### [Task description]
Search the material below for the string "Bloomberg" and extract each line that has it.

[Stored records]

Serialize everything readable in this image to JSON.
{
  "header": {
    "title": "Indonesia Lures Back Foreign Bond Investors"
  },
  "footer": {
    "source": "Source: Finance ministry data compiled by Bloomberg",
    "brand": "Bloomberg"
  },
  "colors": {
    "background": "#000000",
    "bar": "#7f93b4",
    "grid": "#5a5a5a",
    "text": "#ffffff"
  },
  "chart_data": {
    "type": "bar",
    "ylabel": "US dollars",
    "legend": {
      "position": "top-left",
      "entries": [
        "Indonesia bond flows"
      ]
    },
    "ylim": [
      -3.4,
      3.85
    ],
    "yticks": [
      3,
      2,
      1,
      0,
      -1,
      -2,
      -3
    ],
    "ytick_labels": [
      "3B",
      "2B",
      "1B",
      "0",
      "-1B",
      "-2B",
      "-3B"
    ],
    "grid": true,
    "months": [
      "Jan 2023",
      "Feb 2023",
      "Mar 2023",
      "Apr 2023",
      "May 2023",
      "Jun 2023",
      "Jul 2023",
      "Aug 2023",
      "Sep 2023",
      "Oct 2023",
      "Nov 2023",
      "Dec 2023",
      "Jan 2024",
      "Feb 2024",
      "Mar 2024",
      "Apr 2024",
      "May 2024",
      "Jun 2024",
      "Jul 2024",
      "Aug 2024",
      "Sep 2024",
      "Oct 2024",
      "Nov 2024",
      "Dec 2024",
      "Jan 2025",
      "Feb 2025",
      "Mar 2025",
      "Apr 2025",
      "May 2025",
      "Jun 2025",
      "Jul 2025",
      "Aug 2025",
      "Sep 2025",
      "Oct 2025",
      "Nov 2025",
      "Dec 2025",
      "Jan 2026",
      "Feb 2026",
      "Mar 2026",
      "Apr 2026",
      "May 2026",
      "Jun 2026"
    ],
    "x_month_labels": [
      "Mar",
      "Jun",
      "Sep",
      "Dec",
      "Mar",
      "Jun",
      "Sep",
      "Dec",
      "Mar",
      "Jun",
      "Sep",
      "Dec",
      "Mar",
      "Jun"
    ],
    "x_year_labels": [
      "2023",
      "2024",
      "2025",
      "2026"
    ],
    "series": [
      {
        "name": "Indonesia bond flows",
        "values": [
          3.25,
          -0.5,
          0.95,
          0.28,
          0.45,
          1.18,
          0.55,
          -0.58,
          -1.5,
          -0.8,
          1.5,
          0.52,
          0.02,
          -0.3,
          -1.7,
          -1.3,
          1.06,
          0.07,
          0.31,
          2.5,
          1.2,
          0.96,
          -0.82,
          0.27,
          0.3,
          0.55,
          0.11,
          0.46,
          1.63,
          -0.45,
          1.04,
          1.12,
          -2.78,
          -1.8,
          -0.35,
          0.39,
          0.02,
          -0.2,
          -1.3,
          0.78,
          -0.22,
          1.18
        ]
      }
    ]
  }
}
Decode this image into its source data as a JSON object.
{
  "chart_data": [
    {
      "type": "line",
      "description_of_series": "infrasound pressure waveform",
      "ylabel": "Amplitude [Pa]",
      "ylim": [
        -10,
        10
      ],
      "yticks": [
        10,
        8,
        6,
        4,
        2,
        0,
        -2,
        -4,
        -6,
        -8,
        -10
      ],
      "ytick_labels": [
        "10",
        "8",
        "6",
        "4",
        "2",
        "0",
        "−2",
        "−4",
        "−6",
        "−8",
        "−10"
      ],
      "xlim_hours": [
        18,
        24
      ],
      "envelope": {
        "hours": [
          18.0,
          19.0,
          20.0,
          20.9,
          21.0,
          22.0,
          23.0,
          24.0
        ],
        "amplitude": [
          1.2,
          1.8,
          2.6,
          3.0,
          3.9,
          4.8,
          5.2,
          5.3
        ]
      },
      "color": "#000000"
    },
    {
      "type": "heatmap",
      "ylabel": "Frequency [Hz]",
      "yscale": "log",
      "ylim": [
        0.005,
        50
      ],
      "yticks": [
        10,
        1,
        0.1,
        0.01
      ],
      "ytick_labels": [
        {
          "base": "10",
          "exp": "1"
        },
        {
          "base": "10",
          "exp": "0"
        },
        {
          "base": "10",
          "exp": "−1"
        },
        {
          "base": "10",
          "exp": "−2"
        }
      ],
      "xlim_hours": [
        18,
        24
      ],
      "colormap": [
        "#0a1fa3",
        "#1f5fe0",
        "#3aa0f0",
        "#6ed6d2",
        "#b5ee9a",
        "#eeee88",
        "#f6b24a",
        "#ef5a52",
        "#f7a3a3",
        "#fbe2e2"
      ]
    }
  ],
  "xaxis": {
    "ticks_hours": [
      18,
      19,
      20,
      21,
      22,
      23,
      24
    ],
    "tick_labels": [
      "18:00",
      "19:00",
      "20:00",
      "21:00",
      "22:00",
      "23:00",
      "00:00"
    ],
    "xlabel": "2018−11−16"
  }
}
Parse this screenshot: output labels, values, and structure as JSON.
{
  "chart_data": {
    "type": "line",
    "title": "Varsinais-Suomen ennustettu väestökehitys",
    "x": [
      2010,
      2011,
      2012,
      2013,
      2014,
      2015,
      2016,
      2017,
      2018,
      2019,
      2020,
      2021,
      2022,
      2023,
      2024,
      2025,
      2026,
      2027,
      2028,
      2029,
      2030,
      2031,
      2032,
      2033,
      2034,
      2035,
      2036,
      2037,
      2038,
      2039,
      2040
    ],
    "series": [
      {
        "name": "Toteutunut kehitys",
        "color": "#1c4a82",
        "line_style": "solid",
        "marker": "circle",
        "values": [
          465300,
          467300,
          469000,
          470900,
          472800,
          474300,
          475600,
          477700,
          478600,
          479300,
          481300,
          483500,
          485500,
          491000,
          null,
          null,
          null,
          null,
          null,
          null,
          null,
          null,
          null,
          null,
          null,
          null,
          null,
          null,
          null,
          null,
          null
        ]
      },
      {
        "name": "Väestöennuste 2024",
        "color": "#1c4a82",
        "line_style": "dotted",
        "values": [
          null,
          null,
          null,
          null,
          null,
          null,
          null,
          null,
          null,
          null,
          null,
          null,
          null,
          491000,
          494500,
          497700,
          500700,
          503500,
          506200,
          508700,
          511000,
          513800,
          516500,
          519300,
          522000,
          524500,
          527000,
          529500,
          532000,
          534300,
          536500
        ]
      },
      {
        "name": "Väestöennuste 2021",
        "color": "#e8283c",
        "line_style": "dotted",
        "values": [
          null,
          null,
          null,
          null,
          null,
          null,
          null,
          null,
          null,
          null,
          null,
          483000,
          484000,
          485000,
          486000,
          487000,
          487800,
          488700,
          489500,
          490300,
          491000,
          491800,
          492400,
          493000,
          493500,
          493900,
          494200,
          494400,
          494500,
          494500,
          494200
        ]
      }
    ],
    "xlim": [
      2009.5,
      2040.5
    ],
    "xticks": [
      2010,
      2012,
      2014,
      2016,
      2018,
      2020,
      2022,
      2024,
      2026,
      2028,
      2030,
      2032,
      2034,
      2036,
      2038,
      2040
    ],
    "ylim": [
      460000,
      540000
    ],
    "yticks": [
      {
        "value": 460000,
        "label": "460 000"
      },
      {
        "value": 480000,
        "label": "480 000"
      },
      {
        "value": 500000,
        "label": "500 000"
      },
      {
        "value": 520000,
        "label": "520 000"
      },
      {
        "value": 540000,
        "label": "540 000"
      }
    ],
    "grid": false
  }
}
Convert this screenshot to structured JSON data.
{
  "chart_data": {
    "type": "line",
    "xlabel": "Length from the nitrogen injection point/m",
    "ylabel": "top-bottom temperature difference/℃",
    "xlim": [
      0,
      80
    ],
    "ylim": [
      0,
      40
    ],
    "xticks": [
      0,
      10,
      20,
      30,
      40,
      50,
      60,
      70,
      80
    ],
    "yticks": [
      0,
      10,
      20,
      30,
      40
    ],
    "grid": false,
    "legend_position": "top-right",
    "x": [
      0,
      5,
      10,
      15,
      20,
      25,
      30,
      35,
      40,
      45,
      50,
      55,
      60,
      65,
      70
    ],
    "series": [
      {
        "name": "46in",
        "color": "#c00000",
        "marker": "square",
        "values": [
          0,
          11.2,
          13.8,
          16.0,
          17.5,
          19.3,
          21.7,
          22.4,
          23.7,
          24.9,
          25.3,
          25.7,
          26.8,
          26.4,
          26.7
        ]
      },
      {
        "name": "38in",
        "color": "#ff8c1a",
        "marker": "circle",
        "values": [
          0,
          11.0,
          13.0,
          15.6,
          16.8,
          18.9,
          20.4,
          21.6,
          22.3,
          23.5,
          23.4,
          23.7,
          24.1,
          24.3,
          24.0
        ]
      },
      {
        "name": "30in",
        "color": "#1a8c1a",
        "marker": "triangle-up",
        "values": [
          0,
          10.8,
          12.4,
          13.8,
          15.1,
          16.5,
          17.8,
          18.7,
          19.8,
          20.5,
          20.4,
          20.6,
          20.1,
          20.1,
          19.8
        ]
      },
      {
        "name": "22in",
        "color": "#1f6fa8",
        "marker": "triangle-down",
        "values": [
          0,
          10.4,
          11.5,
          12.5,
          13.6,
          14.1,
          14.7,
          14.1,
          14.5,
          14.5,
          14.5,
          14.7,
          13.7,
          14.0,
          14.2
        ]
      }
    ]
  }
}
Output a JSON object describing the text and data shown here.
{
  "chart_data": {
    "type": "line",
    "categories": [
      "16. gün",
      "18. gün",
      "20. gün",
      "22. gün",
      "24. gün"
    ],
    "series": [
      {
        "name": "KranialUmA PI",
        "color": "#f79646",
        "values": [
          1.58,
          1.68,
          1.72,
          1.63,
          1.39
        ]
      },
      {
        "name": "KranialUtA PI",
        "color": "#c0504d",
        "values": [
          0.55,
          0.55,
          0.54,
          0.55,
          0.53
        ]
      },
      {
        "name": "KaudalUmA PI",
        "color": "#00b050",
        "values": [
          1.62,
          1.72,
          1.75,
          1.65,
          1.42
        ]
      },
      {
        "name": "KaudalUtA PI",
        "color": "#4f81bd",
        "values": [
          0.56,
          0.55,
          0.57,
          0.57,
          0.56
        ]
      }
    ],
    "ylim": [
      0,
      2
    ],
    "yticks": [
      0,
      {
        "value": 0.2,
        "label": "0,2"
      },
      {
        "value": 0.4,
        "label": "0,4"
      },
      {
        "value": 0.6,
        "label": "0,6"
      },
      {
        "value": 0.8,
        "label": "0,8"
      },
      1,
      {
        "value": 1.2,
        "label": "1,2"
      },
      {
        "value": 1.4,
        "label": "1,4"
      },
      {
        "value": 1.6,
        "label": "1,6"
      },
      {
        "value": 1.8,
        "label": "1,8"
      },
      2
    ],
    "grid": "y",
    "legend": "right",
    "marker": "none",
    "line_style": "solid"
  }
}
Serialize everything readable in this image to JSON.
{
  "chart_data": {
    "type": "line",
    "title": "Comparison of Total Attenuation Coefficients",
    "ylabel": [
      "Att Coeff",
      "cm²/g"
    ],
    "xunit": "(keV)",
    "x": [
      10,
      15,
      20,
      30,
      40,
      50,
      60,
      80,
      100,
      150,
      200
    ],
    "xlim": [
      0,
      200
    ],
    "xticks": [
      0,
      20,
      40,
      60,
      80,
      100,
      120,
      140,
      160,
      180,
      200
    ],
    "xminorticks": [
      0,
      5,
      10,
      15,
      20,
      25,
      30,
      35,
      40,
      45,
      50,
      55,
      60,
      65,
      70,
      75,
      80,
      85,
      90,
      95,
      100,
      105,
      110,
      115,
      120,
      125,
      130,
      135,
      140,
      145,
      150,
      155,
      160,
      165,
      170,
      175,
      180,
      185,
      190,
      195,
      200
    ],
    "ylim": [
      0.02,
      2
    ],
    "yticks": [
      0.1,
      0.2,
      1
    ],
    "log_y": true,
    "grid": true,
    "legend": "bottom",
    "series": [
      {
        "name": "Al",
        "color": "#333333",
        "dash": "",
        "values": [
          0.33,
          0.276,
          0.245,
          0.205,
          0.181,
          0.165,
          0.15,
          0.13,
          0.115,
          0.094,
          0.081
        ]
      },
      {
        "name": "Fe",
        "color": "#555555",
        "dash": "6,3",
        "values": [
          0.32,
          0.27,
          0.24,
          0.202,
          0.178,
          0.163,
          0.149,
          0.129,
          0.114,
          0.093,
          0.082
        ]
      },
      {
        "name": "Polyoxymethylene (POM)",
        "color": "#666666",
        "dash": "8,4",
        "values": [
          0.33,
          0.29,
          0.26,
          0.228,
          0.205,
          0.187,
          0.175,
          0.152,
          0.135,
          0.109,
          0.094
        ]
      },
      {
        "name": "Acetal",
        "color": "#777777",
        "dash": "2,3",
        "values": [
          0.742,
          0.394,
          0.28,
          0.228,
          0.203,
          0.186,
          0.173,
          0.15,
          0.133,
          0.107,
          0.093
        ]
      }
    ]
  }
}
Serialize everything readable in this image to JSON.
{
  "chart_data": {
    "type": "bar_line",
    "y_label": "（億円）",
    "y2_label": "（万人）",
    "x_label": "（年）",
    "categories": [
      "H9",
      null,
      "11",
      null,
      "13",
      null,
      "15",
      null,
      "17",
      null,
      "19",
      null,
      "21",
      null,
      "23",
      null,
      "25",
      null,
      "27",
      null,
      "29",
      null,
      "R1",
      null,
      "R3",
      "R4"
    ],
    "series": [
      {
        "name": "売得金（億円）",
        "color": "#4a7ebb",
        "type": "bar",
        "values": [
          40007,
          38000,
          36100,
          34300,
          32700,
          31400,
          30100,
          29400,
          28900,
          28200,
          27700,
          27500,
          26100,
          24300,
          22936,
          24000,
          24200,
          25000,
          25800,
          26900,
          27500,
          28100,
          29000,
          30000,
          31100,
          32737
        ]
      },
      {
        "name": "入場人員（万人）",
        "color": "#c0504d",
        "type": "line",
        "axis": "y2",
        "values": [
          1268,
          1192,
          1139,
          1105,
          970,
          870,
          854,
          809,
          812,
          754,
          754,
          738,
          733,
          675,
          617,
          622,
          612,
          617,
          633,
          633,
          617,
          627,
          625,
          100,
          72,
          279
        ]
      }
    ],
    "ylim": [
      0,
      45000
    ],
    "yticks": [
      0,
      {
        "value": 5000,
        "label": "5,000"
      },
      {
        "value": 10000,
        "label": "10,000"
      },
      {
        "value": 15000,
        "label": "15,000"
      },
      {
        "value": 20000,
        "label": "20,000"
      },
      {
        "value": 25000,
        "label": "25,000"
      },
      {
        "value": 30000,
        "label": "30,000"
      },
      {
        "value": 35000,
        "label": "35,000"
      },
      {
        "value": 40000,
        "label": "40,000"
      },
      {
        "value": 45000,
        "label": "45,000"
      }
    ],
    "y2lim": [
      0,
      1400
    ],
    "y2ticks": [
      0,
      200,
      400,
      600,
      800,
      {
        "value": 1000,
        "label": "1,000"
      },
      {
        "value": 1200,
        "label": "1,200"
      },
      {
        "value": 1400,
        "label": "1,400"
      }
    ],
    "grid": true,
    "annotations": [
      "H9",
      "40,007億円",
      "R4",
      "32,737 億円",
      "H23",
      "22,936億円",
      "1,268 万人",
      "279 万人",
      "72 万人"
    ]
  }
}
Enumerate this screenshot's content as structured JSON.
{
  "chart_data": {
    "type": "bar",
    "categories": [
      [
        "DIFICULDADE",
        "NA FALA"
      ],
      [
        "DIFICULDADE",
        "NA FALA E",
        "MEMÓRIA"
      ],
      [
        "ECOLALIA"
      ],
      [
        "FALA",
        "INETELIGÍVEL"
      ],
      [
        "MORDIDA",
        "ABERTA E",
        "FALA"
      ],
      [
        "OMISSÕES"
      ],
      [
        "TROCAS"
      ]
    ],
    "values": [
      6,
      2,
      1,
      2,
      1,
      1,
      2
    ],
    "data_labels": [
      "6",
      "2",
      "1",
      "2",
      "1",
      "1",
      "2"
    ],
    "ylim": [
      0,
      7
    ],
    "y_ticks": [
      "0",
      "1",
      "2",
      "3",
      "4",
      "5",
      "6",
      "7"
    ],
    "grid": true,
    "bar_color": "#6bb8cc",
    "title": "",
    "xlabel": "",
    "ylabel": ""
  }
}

### [Worked answer]
    "source": "Source: Finance ministry data compiled by Bloomberg",
    "brand": "Bloomberg"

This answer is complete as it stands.